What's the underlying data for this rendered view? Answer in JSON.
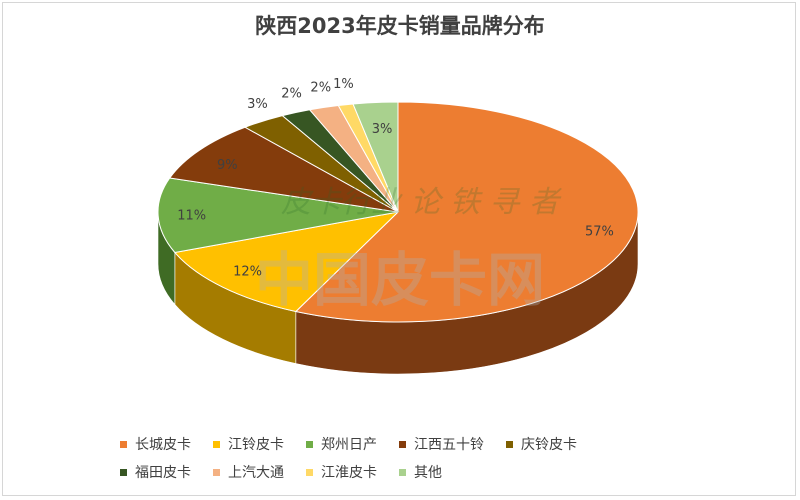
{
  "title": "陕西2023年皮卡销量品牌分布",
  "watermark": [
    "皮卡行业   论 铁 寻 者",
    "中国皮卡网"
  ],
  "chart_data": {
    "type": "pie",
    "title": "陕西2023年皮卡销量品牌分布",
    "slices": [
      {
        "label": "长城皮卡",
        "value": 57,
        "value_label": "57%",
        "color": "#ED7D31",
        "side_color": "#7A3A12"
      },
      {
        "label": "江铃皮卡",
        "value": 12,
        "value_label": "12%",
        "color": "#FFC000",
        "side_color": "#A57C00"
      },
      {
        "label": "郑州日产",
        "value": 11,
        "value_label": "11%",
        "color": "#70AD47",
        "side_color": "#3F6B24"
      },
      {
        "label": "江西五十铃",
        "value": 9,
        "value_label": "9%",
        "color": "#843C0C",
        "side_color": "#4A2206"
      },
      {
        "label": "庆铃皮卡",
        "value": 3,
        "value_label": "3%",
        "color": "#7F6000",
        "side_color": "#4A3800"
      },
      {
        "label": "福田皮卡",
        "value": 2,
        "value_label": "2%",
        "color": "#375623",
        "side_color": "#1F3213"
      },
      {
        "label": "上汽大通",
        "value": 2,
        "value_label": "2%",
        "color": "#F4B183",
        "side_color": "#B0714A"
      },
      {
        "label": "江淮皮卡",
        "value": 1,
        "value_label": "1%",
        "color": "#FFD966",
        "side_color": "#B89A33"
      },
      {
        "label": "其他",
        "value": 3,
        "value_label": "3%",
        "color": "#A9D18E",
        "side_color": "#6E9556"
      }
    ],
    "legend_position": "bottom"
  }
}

★ ★ ★ ★ ★ ★ ★

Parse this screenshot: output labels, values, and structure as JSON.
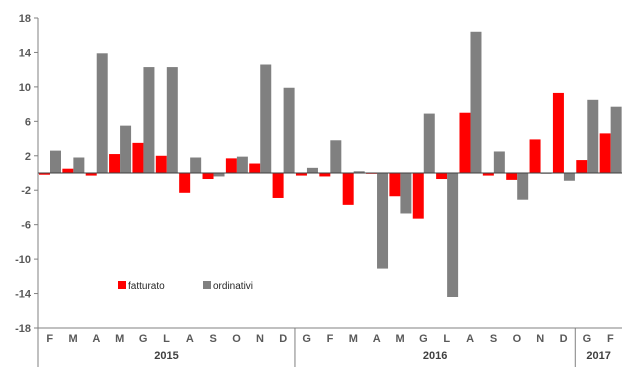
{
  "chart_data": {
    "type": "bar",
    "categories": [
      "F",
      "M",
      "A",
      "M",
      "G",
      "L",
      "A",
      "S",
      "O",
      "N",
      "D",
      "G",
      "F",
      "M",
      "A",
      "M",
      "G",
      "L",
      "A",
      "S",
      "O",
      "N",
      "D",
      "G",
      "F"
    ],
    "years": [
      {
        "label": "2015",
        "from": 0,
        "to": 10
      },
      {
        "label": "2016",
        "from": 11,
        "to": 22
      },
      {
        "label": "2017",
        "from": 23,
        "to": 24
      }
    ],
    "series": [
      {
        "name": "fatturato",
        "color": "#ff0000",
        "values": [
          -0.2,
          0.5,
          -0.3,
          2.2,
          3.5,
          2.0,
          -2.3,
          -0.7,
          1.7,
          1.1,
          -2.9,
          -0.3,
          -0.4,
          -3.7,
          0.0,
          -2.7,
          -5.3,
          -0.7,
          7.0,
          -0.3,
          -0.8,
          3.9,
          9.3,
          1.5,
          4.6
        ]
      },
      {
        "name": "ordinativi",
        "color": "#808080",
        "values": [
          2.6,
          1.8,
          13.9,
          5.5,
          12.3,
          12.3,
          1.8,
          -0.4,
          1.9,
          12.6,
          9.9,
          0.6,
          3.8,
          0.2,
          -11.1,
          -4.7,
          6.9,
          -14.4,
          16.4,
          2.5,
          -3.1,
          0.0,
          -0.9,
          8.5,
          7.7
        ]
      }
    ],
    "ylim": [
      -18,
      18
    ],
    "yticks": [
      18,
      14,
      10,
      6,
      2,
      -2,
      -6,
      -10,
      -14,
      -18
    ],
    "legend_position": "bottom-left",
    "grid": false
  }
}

★ ★ ★ ★ ★ ★ ★

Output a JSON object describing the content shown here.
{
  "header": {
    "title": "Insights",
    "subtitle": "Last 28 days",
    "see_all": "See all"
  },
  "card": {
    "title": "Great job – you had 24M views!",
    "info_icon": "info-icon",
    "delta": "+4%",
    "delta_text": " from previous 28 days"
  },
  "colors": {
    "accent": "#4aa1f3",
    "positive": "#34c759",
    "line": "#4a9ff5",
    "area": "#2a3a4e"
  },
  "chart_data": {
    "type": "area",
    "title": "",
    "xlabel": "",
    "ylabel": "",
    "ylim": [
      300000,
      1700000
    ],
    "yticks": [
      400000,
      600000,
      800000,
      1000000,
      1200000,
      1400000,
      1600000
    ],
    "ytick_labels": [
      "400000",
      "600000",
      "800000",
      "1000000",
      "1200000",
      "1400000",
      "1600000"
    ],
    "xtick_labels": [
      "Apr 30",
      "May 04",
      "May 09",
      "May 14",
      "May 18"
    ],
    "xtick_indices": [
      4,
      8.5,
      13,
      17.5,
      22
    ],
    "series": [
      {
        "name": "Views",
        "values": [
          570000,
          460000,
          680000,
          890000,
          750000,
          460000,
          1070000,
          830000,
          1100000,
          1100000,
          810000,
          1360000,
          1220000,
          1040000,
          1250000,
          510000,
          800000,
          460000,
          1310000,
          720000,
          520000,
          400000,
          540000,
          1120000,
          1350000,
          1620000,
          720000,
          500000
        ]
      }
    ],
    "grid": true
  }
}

★ ★ ★ ★ ★ ★ ★

WORK INSTRUCTIONS: Filter the records down to the lines that contain the string "bottom", and copy those lines.

WRITTEN ANSWER:
    "legend_position": "bottom"
    "legend_position": "bottom-left",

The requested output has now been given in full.